--- Task goal ---
Give back every line exactly as it appears, pictures excluded.

--- Data rows ---
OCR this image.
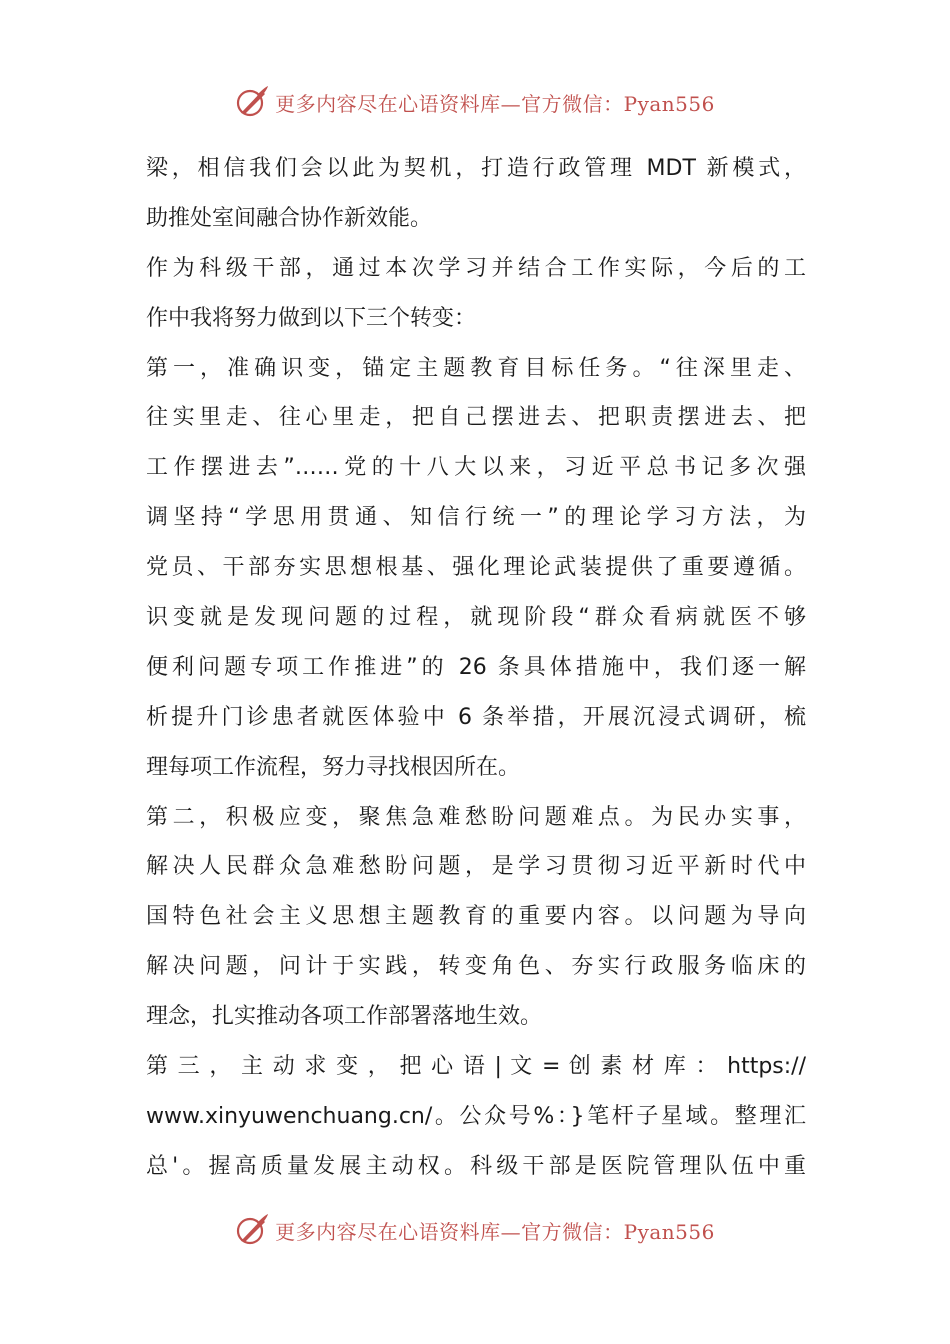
更多内容尽在心语资料库—官方微信：Pyan556
梁，相信我们会以此为契机，打造行政管理 MDT 新模式，
助推处室间融合协作新效能。
作为科级干部，通过本次学习并结合工作实际，今后的工
作中我将努力做到以下三个转变：
第一，准确识变，锚定主题教育目标任务。“往深里走、
往实里走、往心里走，把自己摆进去、把职责摆进去、把
工作摆进去”……党的十八大以来，习近平总书记多次强
调坚持“学思用贯通、知信行统一”的理论学习方法，为
党员、干部夯实思想根基、强化理论武装提供了重要遵循。
识变就是发现问题的过程，就现阶段“群众看病就医不够
便利问题专项工作推进”的 26 条具体措施中，我们逐一解
析提升门诊患者就医体验中 6 条举措，开展沉浸式调研，梳
理每项工作流程，努力寻找根因所在。
第二，积极应变，聚焦急难愁盼问题难点。为民办实事，
解决人民群众急难愁盼问题，是学习贯彻习近平新时代中
国特色社会主义思想主题教育的重要内容。以问题为导向
解决问题，问计于实践，转变角色、夯实行政服务临床的
理念，扎实推动各项工作部署落地生效。
第 三 ， 主 动 求 变 ， 把 心 语 | 文 = 创 素 材 库 ： https://
www.xinyuwenchuang.cn/。公众号%：}笔杆子星域。整理汇
总'。握高质量发展主动权。科级干部是医院管理队伍中重
更多内容尽在心语资料库—官方微信：Pyan556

--- Response to the exercise ---
OCR this image.
更多内容尽在心语资料库—官方微信：Pyan556
梁，相信我们会以此为契机，打造行政管理 MDT 新模式，
助推处室间融合协作新效能。
作为科级干部，通过本次学习并结合工作实际，今后的工
作中我将努力做到以下三个转变：
第一，准确识变，锚定主题教育目标任务。“往深里走、
往实里走、往心里走，把自己摆进去、把职责摆进去、把
工作摆进去”……党的十八大以来，习近平总书记多次强
调坚持“学思用贯通、知信行统一”的理论学习方法，为
党员、干部夯实思想根基、强化理论武装提供了重要遵循。
识变就是发现问题的过程，就现阶段“群众看病就医不够
便利问题专项工作推进”的 26 条具体措施中，我们逐一解
析提升门诊患者就医体验中 6 条举措，开展沉浸式调研，梳
理每项工作流程，努力寻找根因所在。
第二，积极应变，聚焦急难愁盼问题难点。为民办实事，
解决人民群众急难愁盼问题，是学习贯彻习近平新时代中
国特色社会主义思想主题教育的重要内容。以问题为导向
解决问题，问计于实践，转变角色、夯实行政服务临床的
理念，扎实推动各项工作部署落地生效。
第 三 ， 主 动 求 变 ， 把 心 语 | 文 = 创 素 材 库 ： https://
www.xinyuwenchuang.cn/。公众号%：}笔杆子星域。整理汇
总'。握高质量发展主动权。科级干部是医院管理队伍中重
更多内容尽在心语资料库—官方微信：Pyan556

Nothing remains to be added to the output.